§ Exercise details
Copy out every record below with complete accuracy.

§ Recorded information
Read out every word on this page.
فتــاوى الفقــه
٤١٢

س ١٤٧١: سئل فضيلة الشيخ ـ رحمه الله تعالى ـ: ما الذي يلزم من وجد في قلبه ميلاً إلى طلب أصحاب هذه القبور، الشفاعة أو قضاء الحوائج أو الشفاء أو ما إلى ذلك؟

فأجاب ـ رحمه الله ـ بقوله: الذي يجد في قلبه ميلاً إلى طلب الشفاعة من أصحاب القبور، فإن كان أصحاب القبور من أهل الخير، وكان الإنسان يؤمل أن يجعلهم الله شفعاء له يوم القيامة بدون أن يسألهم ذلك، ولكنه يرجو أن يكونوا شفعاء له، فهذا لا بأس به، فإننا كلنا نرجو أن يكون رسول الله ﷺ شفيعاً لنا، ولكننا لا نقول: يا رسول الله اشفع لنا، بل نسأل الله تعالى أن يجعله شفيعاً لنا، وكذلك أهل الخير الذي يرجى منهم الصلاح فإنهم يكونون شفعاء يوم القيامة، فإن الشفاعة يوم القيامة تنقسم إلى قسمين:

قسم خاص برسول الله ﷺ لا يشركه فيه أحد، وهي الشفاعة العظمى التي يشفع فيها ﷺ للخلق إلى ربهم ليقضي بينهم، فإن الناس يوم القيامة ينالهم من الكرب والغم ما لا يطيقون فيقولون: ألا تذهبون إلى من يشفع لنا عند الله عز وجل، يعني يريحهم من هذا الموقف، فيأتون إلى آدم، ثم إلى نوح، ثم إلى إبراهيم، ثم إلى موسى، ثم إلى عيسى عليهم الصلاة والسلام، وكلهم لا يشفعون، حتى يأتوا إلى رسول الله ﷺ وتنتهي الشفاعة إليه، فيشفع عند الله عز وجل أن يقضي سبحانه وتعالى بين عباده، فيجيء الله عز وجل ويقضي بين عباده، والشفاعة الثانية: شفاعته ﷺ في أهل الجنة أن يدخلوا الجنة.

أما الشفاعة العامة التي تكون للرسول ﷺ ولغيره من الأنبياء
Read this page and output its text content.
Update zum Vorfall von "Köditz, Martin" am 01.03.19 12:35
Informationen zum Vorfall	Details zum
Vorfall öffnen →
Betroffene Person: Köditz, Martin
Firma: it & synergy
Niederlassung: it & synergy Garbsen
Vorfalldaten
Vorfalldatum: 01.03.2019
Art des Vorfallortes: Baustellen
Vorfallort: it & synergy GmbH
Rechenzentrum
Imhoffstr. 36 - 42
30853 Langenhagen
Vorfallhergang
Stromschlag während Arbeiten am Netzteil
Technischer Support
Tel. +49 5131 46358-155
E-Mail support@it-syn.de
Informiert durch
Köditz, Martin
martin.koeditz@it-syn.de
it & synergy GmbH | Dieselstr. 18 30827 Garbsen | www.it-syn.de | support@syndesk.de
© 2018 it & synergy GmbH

§ Finished exercise
Read out every word on this page.
فتــاوى الفقــه
٤١٢

س ١٤٧١: سئل فضيلة الشيخ ـ رحمه الله تعالى ـ: ما الذي يلزم من وجد في قلبه ميلاً إلى طلب أصحاب هذه القبور، الشفاعة أو قضاء الحوائج أو الشفاء أو ما إلى ذلك؟

فأجاب ـ رحمه الله ـ بقوله: الذي يجد في قلبه ميلاً إلى طلب الشفاعة من أصحاب القبور، فإن كان أصحاب القبور من أهل الخير، وكان الإنسان يؤمل أن يجعلهم الله شفعاء له يوم القيامة بدون أن يسألهم ذلك، ولكنه يرجو أن يكونوا شفعاء له، فهذا لا بأس به، فإننا كلنا نرجو أن يكون رسول الله ﷺ شفيعاً لنا، ولكننا لا نقول: يا رسول الله اشفع لنا، بل نسأل الله تعالى أن يجعله شفيعاً لنا، وكذلك أهل الخير الذي يرجى منهم الصلاح فإنهم يكونون شفعاء يوم القيامة، فإن الشفاعة يوم القيامة تنقسم إلى قسمين:

قسم خاص برسول الله ﷺ لا يشركه فيه أحد، وهي الشفاعة العظمى التي يشفع فيها ﷺ للخلق إلى ربهم ليقضي بينهم، فإن الناس يوم القيامة ينالهم من الكرب والغم ما لا يطيقون فيقولون: ألا تذهبون إلى من يشفع لنا عند الله عز وجل، يعني يريحهم من هذا الموقف، فيأتون إلى آدم، ثم إلى نوح، ثم إلى إبراهيم، ثم إلى موسى، ثم إلى عيسى عليهم الصلاة والسلام، وكلهم لا يشفعون، حتى يأتوا إلى رسول الله ﷺ وتنتهي الشفاعة إليه، فيشفع عند الله عز وجل أن يقضي سبحانه وتعالى بين عباده، فيجيء الله عز وجل ويقضي بين عباده، والشفاعة الثانية: شفاعته ﷺ في أهل الجنة أن يدخلوا الجنة.

أما الشفاعة العامة التي تكون للرسول ﷺ ولغيره من الأنبياء
Read this page and output its text content.
Update zum Vorfall von "Köditz, Martin" am 01.03.19 12:35
Informationen zum Vorfall	Details zum
Vorfall öffnen →
Betroffene Person: Köditz, Martin
Firma: it & synergy
Niederlassung: it & synergy Garbsen
Vorfalldaten
Vorfalldatum: 01.03.2019
Art des Vorfallortes: Baustellen
Vorfallort: it & synergy GmbH
Rechenzentrum
Imhoffstr. 36 - 42
30853 Langenhagen
Vorfallhergang
Stromschlag während Arbeiten am Netzteil
Technischer Support
Tel. +49 5131 46358-155
E-Mail support@it-syn.de
Informiert durch
Köditz, Martin
martin.koeditz@it-syn.de
it & synergy GmbH | Dieselstr. 18 30827 Garbsen | www.it-syn.de | support@syndesk.de
© 2018 it & synergy GmbH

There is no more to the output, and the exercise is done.